**Records for the task**
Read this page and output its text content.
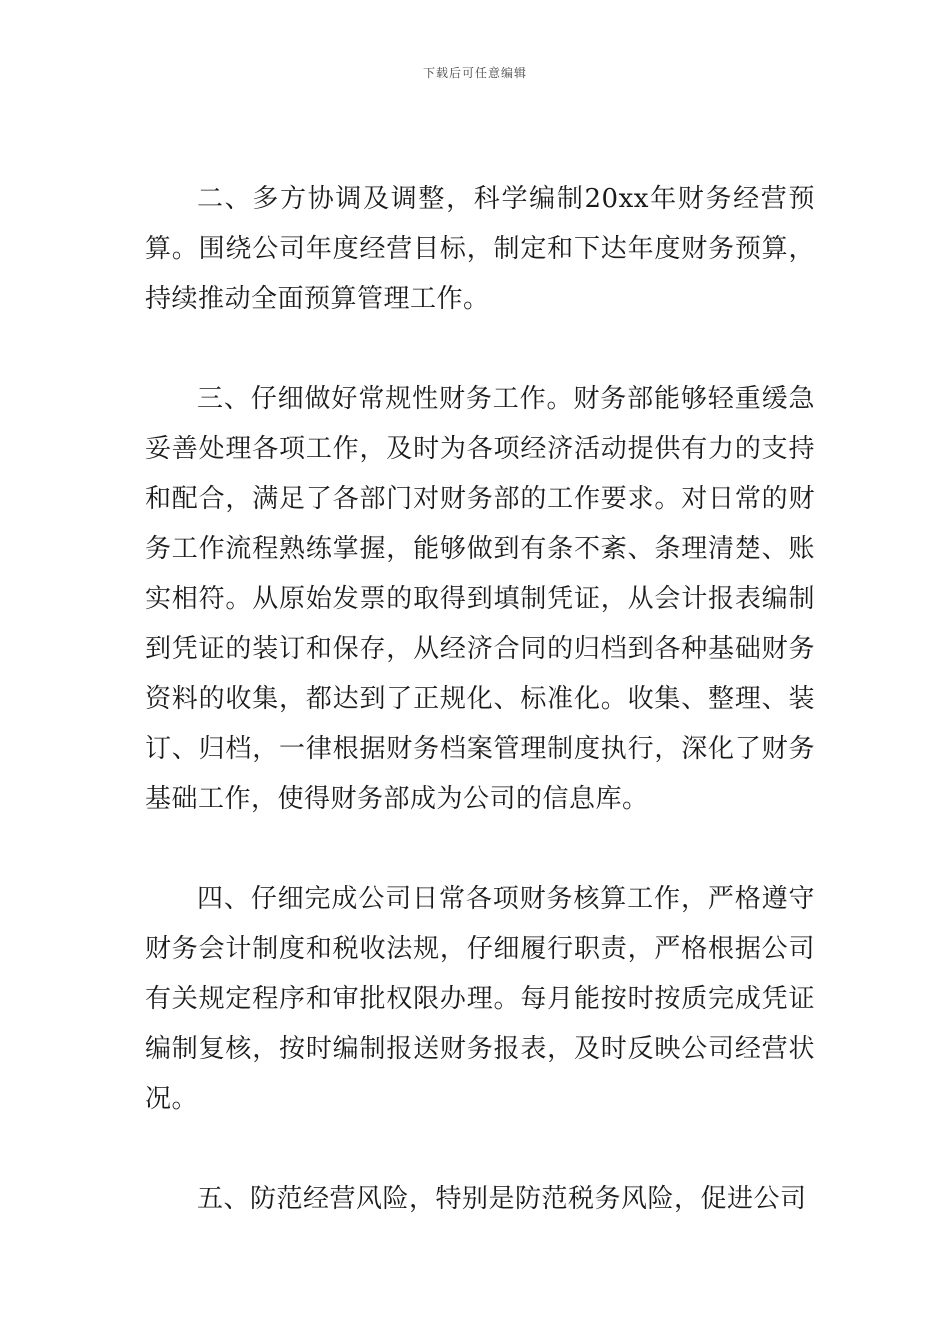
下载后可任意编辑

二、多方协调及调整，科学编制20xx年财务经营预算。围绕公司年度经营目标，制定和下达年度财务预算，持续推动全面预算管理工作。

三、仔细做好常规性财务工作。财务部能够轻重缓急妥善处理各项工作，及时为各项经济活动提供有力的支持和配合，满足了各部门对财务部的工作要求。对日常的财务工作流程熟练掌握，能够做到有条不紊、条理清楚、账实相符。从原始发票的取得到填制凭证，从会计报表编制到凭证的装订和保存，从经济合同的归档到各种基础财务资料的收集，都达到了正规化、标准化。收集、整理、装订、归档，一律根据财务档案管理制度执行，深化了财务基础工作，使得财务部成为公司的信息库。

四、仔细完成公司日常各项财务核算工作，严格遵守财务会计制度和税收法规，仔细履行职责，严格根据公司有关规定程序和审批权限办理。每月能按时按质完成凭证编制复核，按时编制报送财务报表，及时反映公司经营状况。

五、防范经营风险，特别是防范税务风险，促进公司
...
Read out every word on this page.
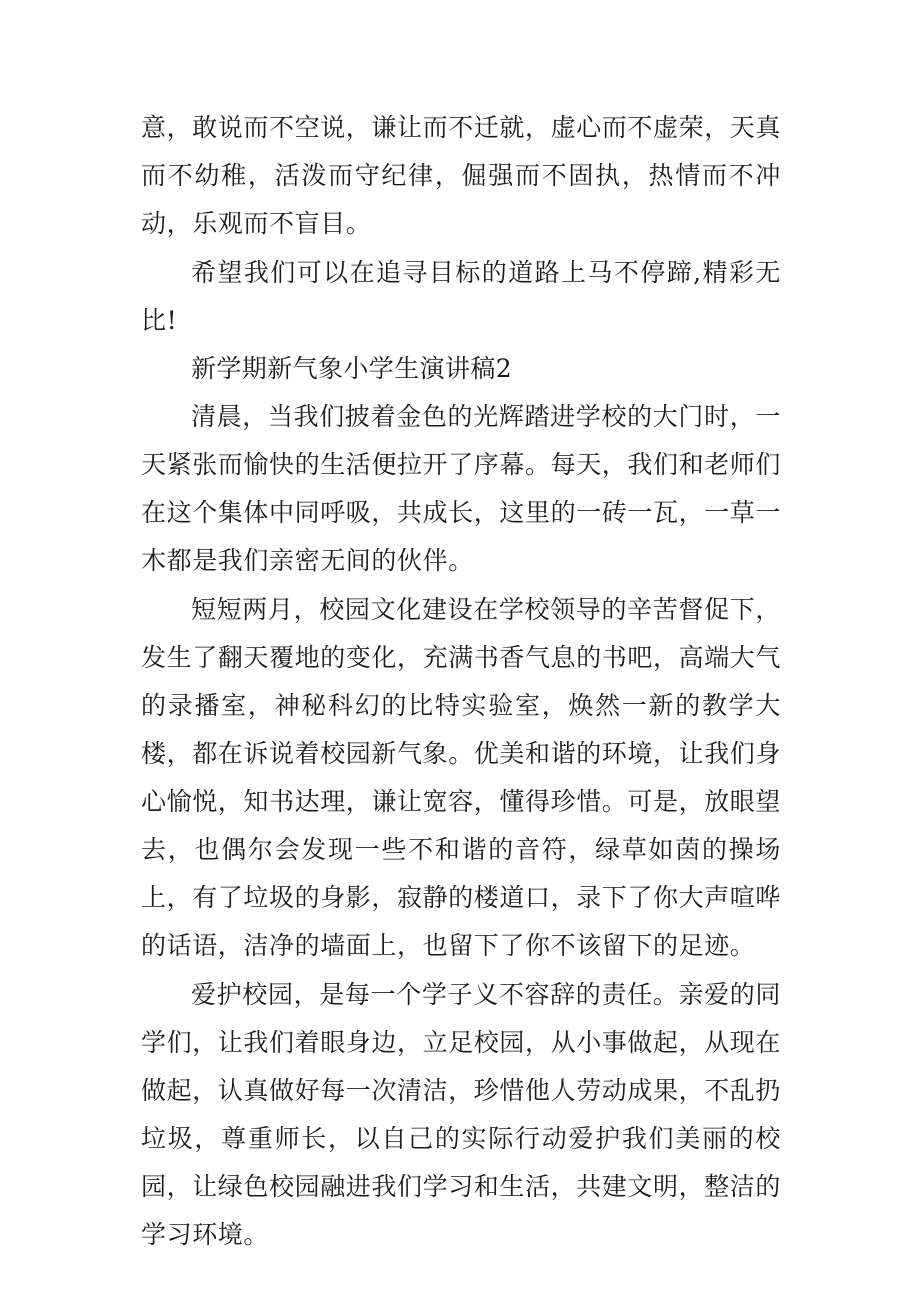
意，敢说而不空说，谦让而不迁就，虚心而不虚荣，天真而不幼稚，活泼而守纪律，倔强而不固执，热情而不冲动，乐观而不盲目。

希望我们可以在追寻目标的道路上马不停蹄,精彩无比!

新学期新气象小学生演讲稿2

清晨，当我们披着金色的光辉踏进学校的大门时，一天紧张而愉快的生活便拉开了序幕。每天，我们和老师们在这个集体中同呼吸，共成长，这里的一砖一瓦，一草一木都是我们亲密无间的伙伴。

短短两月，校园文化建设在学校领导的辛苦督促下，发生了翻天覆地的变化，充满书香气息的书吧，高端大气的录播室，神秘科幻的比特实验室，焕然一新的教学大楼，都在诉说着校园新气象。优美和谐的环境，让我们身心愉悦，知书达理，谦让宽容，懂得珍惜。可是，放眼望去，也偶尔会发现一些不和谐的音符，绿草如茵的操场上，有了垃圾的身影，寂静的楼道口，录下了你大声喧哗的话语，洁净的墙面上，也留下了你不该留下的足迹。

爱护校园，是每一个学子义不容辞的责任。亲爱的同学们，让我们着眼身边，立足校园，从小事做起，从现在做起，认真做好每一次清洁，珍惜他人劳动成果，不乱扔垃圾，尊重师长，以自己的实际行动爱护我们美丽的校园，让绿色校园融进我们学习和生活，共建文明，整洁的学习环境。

**Set task**
Copy every line of the entries above in which "this" occurs.

**Task solution**
Read this page and output its text content.
Read out every word on this page.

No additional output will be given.